Work to be completed:
Reproduce each of the following lines verbatim, preserving their order and every character, bracket, and coordinate.
════════════════════
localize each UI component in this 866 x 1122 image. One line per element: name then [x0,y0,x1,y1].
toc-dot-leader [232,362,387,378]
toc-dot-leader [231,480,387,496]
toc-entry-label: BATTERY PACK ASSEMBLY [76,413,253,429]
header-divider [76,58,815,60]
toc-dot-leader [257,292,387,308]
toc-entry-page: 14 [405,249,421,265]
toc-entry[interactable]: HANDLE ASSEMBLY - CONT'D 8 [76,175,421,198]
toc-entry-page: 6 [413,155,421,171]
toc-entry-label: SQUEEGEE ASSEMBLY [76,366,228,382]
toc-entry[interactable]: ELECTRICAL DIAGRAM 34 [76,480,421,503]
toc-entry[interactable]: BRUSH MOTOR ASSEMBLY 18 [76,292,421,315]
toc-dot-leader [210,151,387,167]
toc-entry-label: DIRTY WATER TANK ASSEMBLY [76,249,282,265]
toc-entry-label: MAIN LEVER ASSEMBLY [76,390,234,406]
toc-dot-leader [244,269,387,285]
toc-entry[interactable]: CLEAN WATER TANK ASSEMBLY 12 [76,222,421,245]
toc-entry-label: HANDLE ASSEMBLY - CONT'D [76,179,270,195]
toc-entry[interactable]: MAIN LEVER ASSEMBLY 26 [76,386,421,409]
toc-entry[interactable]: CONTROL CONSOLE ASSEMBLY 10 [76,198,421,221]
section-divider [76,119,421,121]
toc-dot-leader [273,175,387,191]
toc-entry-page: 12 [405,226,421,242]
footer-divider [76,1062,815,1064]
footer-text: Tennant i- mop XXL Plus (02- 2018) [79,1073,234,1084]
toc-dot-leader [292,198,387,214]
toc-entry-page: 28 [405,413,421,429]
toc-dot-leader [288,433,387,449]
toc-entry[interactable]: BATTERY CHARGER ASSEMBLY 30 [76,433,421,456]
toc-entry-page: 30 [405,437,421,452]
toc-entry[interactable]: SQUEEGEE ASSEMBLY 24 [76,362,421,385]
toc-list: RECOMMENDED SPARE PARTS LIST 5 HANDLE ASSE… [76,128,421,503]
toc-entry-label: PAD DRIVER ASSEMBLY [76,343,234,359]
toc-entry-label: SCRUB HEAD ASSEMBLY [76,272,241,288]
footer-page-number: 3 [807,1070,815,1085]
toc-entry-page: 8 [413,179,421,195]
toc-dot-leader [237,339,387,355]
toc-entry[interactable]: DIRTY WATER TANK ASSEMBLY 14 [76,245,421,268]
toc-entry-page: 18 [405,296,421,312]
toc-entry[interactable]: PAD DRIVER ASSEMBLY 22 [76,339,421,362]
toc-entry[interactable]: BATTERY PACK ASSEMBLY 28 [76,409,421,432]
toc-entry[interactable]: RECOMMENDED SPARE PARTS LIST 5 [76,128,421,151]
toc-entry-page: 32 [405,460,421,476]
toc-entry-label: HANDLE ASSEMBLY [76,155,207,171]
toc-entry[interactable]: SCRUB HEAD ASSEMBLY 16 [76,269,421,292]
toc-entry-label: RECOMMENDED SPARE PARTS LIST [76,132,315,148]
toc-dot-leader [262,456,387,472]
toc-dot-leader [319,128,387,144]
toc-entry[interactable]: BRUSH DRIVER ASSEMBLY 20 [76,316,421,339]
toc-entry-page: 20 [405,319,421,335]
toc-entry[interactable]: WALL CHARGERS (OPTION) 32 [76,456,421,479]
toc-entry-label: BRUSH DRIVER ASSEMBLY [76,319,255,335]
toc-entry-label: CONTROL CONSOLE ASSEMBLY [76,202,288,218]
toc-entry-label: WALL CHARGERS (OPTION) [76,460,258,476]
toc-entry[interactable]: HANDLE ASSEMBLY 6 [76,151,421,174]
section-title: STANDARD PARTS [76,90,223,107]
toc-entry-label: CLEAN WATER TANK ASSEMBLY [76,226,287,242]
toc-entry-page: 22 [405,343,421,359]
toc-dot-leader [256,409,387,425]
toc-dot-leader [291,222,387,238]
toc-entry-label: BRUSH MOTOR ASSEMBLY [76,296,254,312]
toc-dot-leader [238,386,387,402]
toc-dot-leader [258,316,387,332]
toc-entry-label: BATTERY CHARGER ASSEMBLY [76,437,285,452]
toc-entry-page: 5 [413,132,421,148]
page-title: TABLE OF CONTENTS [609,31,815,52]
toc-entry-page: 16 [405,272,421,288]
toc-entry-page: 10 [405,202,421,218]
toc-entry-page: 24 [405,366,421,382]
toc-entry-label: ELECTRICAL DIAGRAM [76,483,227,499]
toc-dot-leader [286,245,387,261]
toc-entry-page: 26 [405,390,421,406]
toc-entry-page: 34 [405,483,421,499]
════════════════════
Answer to this problem:
localize each UI component in this 866 x 1122 image. One line per element: name then [x0,y0,x1,y1].
toc-dot-leader [232,362,387,378]
toc-dot-leader [231,480,387,496]
toc-entry-label: BATTERY PACK ASSEMBLY [76,413,253,429]
header-divider [76,58,815,60]
toc-dot-leader [257,292,387,308]
toc-entry-page: 14 [405,249,421,265]
toc-entry[interactable]: HANDLE ASSEMBLY - CONT'D 8 [76,175,421,198]
toc-entry-page: 6 [413,155,421,171]
toc-entry-label: SQUEEGEE ASSEMBLY [76,366,228,382]
toc-entry[interactable]: ELECTRICAL DIAGRAM 34 [76,480,421,503]
toc-entry[interactable]: BRUSH MOTOR ASSEMBLY 18 [76,292,421,315]
toc-dot-leader [210,151,387,167]
toc-entry-label: DIRTY WATER TANK ASSEMBLY [76,249,282,265]
toc-entry-label: MAIN LEVER ASSEMBLY [76,390,234,406]
toc-dot-leader [244,269,387,285]
toc-entry[interactable]: CLEAN WATER TANK ASSEMBLY 12 [76,222,421,245]
toc-entry-label: HANDLE ASSEMBLY - CONT'D [76,179,270,195]
toc-entry[interactable]: MAIN LEVER ASSEMBLY 26 [76,386,421,409]
toc-entry[interactable]: CONTROL CONSOLE ASSEMBLY 10 [76,198,421,221]
section-divider [76,119,421,121]
toc-dot-leader [273,175,387,191]
toc-entry-page: 12 [405,226,421,242]
footer-divider [76,1062,815,1064]
footer-text: Tennant i- mop XXL Plus (02- 2018) [79,1073,234,1084]
toc-dot-leader [292,198,387,214]
toc-entry-page: 28 [405,413,421,429]
toc-dot-leader [288,433,387,449]
toc-entry[interactable]: BATTERY CHARGER ASSEMBLY 30 [76,433,421,456]
toc-entry-page: 30 [405,437,421,452]
toc-entry[interactable]: SQUEEGEE ASSEMBLY 24 [76,362,421,385]
toc-list: RECOMMENDED SPARE PARTS LIST 5 HANDLE ASSE… [76,128,421,503]
toc-entry-label: PAD DRIVER ASSEMBLY [76,343,234,359]
toc-entry-label: SCRUB HEAD ASSEMBLY [76,272,241,288]
footer-page-number: 3 [807,1070,815,1085]
toc-entry-page: 8 [413,179,421,195]
toc-dot-leader [237,339,387,355]
toc-entry[interactable]: DIRTY WATER TANK ASSEMBLY 14 [76,245,421,268]
toc-entry-page: 18 [405,296,421,312]
toc-entry[interactable]: PAD DRIVER ASSEMBLY 22 [76,339,421,362]
toc-entry[interactable]: BATTERY PACK ASSEMBLY 28 [76,409,421,432]
toc-entry[interactable]: RECOMMENDED SPARE PARTS LIST 5 [76,128,421,151]
toc-entry-page: 32 [405,460,421,476]
toc-entry-label: HANDLE ASSEMBLY [76,155,207,171]
toc-entry[interactable]: SCRUB HEAD ASSEMBLY 16 [76,269,421,292]
toc-entry-label: RECOMMENDED SPARE PARTS LIST [76,132,315,148]
toc-dot-leader [262,456,387,472]
toc-dot-leader [319,128,387,144]
toc-entry[interactable]: BRUSH DRIVER ASSEMBLY 20 [76,316,421,339]
toc-entry-page: 20 [405,319,421,335]
toc-entry[interactable]: WALL CHARGERS (OPTION) 32 [76,456,421,479]
toc-entry-label: BRUSH DRIVER ASSEMBLY [76,319,255,335]
toc-entry-label: CONTROL CONSOLE ASSEMBLY [76,202,288,218]
toc-entry-label: WALL CHARGERS (OPTION) [76,460,258,476]
toc-entry[interactable]: HANDLE ASSEMBLY 6 [76,151,421,174]
section-title: STANDARD PARTS [76,90,223,107]
toc-entry-label: CLEAN WATER TANK ASSEMBLY [76,226,287,242]
toc-entry-page: 22 [405,343,421,359]
toc-dot-leader [256,409,387,425]
toc-dot-leader [291,222,387,238]
toc-entry-label: BRUSH MOTOR ASSEMBLY [76,296,254,312]
toc-dot-leader [238,386,387,402]
toc-dot-leader [258,316,387,332]
toc-entry-label: BATTERY CHARGER ASSEMBLY [76,437,285,452]
toc-entry-page: 5 [413,132,421,148]
page-title: TABLE OF CONTENTS [609,31,815,52]
toc-entry-page: 16 [405,272,421,288]
toc-entry-page: 10 [405,202,421,218]
toc-entry-page: 24 [405,366,421,382]
toc-entry-label: ELECTRICAL DIAGRAM [76,483,227,499]
toc-dot-leader [286,245,387,261]
toc-entry-page: 26 [405,390,421,406]
toc-entry-page: 34 [405,483,421,499]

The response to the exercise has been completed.